> [The task] Set down all of the data that follows word for word, without the images.

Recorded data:
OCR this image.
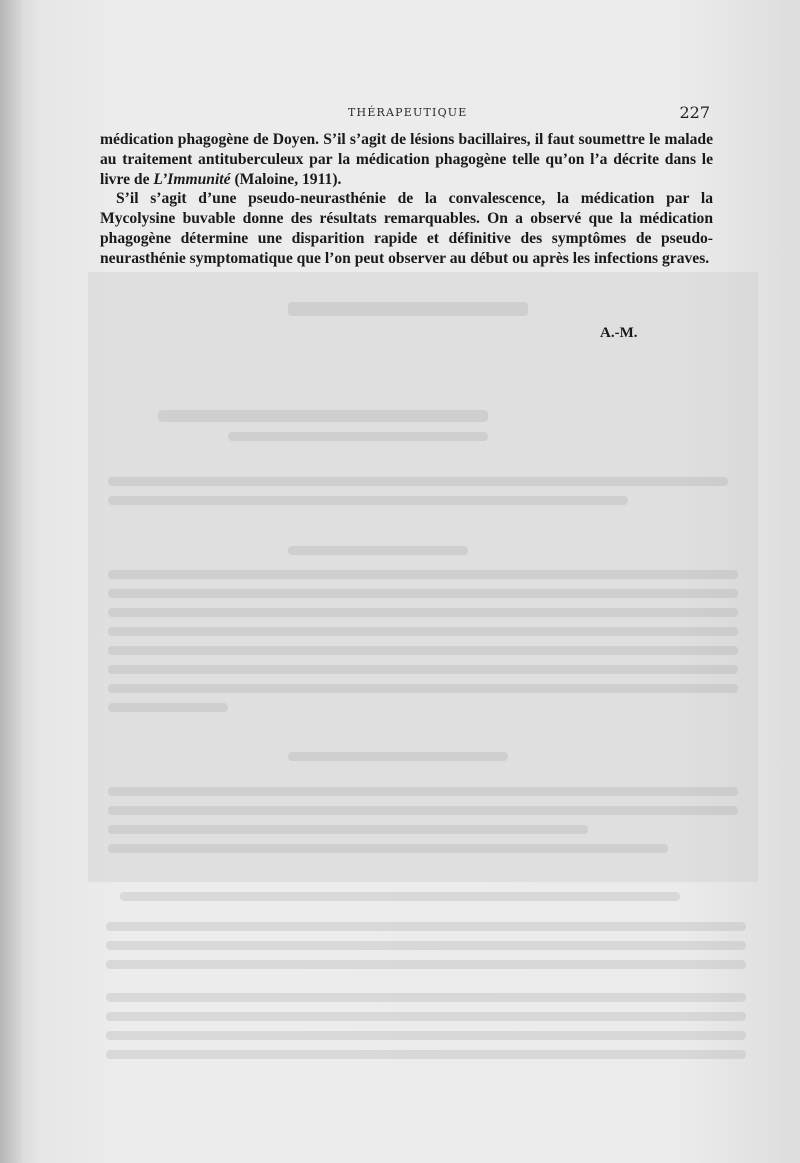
THÉRAPEUTIQUE	227

médication phagogène de Doyen. S’il s’agit de lésions bacillaires, il faut soumettre le malade au traitement antituberculeux par la médication phagogène telle qu’on l’a décrite dans le livre de L’Immunité (Maloine, 1911).

S’il s’agit d’une pseudo-neurasthénie de la convalescence, la médication par la Mycolysine buvable donne des résultats remarquables. On a observé que la médication phagogène détermine une disparition rapide et définitive des symptômes de pseudo-neurasthénie symptomatique que l’on peut observer au début ou après les infections graves.

A.-M.
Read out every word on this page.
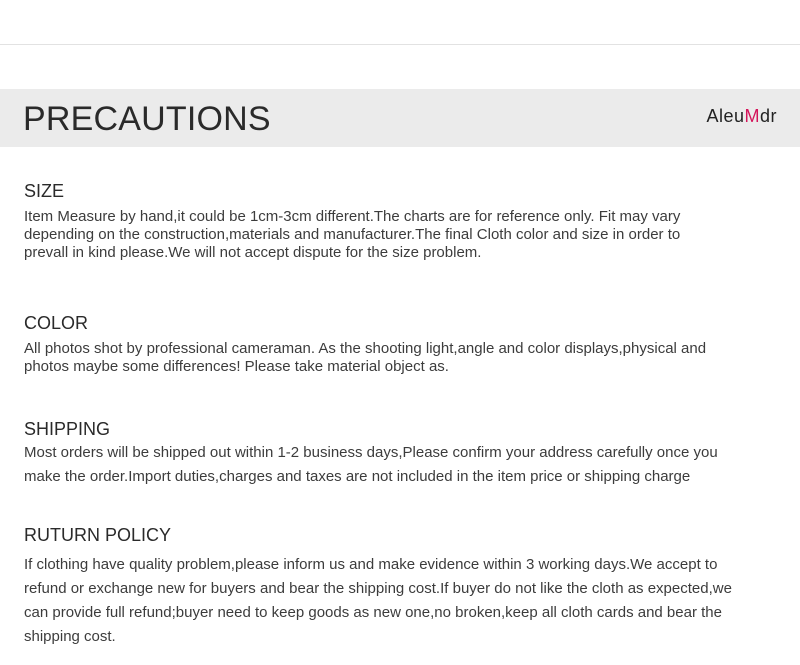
PRECAUTIONS	AleuMdr
SIZE
Item Measure by hand,it could be 1cm-3cm different.The charts are for reference only. Fit may vary
depending on the construction,materials and manufacturer.The final Cloth color and size in order to
prevall in kind please.We will not accept dispute for the size problem.
COLOR
All photos shot by professional cameraman. As the shooting light,angle and color displays,physical and
photos maybe some differences! Please take material object as.
SHIPPING
Most orders will be shipped out within 1-2 business days,Please confirm your address carefully once you
make the order.Import duties,charges and taxes are not included in the item price or shipping charge
RUTURN POLICY
If clothing have quality problem,please inform us and make evidence within 3 working days.We accept to
refund or exchange new for buyers and bear the shipping cost.If buyer do not like the cloth as expected,we
can provide full refund;buyer need to keep goods as new one,no broken,keep all cloth cards and bear the
shipping cost.
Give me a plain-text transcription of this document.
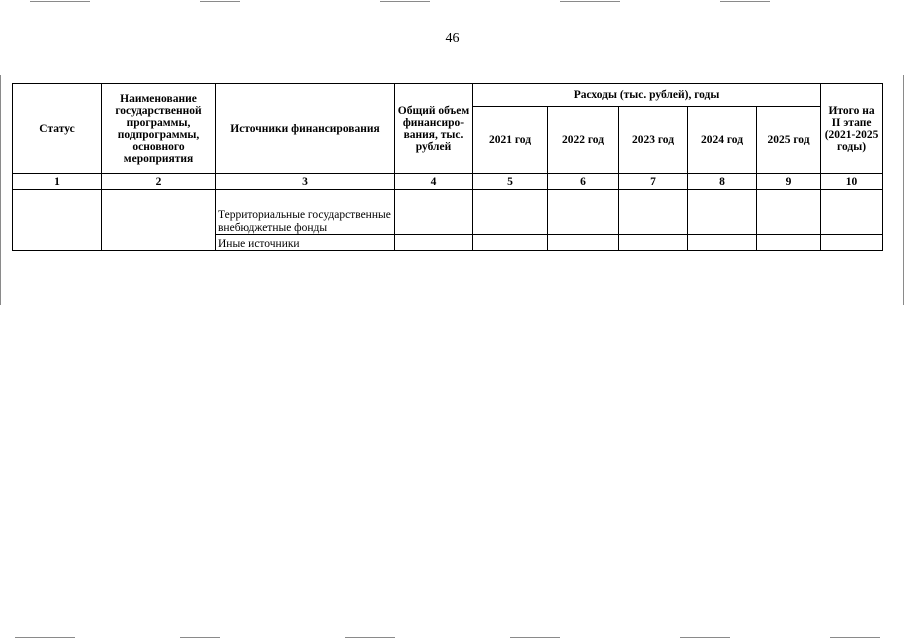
46
Статус	Наименование государственной программы, подпрограммы, основного мероприятия	Источники финансирования	Общий объем финансиро-вания, тыс. рублей	Расходы (тыс. рублей), годы					Итого на II этапе (2021-2025 годы)
				2021 год	2022 год	2023 год	2024 год	2025 год	
1	2	3	4	5	6	7	8	9	10
		Территориальные государственные внебюджетные фонды							
		Иные источники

> [Exercise solution]
OCR this image.
THÉRAPEUTIQUE	227

médication phagogène de Doyen. S’il s’agit de lésions bacillaires, il faut soumettre le malade au traitement antituberculeux par la médication phagogène telle qu’on l’a décrite dans le livre de L’Immunité (Maloine, 1911).

S’il s’agit d’une pseudo-neurasthénie de la convalescence, la médication par la Mycolysine buvable donne des résultats remarquables. On a observé que la médication phagogène détermine une disparition rapide et définitive des symptômes de pseudo-neurasthénie symptomatique que l’on peut observer au début ou après les infections graves.

A.-M.
Read out every word on this page.
PRECAUTIONS	AleuMdr
SIZE
Item Measure by hand,it could be 1cm-3cm different.The charts are for reference only. Fit may vary
depending on the construction,materials and manufacturer.The final Cloth color and size in order to
prevall in kind please.We will not accept dispute for the size problem.
COLOR
All photos shot by professional cameraman. As the shooting light,angle and color displays,physical and
photos maybe some differences! Please take material object as.
SHIPPING
Most orders will be shipped out within 1-2 business days,Please confirm your address carefully once you
make the order.Import duties,charges and taxes are not included in the item price or shipping charge
RUTURN POLICY
If clothing have quality problem,please inform us and make evidence within 3 working days.We accept to
refund or exchange new for buyers and bear the shipping cost.If buyer do not like the cloth as expected,we
can provide full refund;buyer need to keep goods as new one,no broken,keep all cloth cards and bear the
shipping cost.
Give me a plain-text transcription of this document.
46
Статус	Наименование государственной программы, подпрограммы, основного мероприятия	Источники финансирования	Общий объем финансиро-вания, тыс. рублей	Расходы (тыс. рублей), годы					Итого на II этапе (2021-2025 годы)
				2021 год	2022 год	2023 год	2024 год	2025 год	
1	2	3	4	5	6	7	8	9	10
		Территориальные государственные внебюджетные фонды							
		Иные источники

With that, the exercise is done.